#### ENTRIES
------

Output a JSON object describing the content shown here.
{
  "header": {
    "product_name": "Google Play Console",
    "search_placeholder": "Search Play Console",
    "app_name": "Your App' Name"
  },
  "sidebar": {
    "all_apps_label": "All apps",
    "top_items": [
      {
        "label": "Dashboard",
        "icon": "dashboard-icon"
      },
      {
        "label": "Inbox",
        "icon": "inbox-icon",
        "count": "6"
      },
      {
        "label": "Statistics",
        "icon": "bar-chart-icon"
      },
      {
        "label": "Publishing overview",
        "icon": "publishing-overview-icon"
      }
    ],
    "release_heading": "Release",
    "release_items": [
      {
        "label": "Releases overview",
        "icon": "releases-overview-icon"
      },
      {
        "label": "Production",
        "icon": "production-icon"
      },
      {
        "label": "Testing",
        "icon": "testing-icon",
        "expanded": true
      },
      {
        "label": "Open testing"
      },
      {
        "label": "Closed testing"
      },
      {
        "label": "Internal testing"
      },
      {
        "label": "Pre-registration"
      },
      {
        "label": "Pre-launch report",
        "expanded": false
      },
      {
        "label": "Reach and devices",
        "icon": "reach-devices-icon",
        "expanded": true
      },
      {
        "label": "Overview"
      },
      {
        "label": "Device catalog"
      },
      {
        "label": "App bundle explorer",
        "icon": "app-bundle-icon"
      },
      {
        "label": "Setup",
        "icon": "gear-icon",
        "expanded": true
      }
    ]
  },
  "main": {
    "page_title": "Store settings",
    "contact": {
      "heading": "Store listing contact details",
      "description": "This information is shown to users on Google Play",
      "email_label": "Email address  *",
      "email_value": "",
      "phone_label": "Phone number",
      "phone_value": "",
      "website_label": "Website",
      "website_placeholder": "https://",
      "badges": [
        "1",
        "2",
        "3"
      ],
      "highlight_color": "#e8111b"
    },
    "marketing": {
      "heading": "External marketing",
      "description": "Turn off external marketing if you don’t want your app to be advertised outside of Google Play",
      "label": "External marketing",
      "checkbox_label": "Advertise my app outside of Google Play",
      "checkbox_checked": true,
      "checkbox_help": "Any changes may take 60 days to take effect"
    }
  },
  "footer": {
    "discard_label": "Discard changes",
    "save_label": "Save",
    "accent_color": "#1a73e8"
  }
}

------

#### EXERCISE AIM
Please reproduce all of the entries exactly as they stand.

#### SOLUTION TO THIS EXERCISE
Output a JSON object describing the content shown here.
{
  "header": {
    "product_name": "Google Play Console",
    "search_placeholder": "Search Play Console",
    "app_name": "Your App' Name"
  },
  "sidebar": {
    "all_apps_label": "All apps",
    "top_items": [
      {
        "label": "Dashboard",
        "icon": "dashboard-icon"
      },
      {
        "label": "Inbox",
        "icon": "inbox-icon",
        "count": "6"
      },
      {
        "label": "Statistics",
        "icon": "bar-chart-icon"
      },
      {
        "label": "Publishing overview",
        "icon": "publishing-overview-icon"
      }
    ],
    "release_heading": "Release",
    "release_items": [
      {
        "label": "Releases overview",
        "icon": "releases-overview-icon"
      },
      {
        "label": "Production",
        "icon": "production-icon"
      },
      {
        "label": "Testing",
        "icon": "testing-icon",
        "expanded": true
      },
      {
        "label": "Open testing"
      },
      {
        "label": "Closed testing"
      },
      {
        "label": "Internal testing"
      },
      {
        "label": "Pre-registration"
      },
      {
        "label": "Pre-launch report",
        "expanded": false
      },
      {
        "label": "Reach and devices",
        "icon": "reach-devices-icon",
        "expanded": true
      },
      {
        "label": "Overview"
      },
      {
        "label": "Device catalog"
      },
      {
        "label": "App bundle explorer",
        "icon": "app-bundle-icon"
      },
      {
        "label": "Setup",
        "icon": "gear-icon",
        "expanded": true
      }
    ]
  },
  "main": {
    "page_title": "Store settings",
    "contact": {
      "heading": "Store listing contact details",
      "description": "This information is shown to users on Google Play",
      "email_label": "Email address  *",
      "email_value": "",
      "phone_label": "Phone number",
      "phone_value": "",
      "website_label": "Website",
      "website_placeholder": "https://",
      "badges": [
        "1",
        "2",
        "3"
      ],
      "highlight_color": "#e8111b"
    },
    "marketing": {
      "heading": "External marketing",
      "description": "Turn off external marketing if you don’t want your app to be advertised outside of Google Play",
      "label": "External marketing",
      "checkbox_label": "Advertise my app outside of Google Play",
      "checkbox_checked": true,
      "checkbox_help": "Any changes may take 60 days to take effect"
    }
  },
  "footer": {
    "discard_label": "Discard changes",
    "save_label": "Save",
    "accent_color": "#1a73e8"
  }
}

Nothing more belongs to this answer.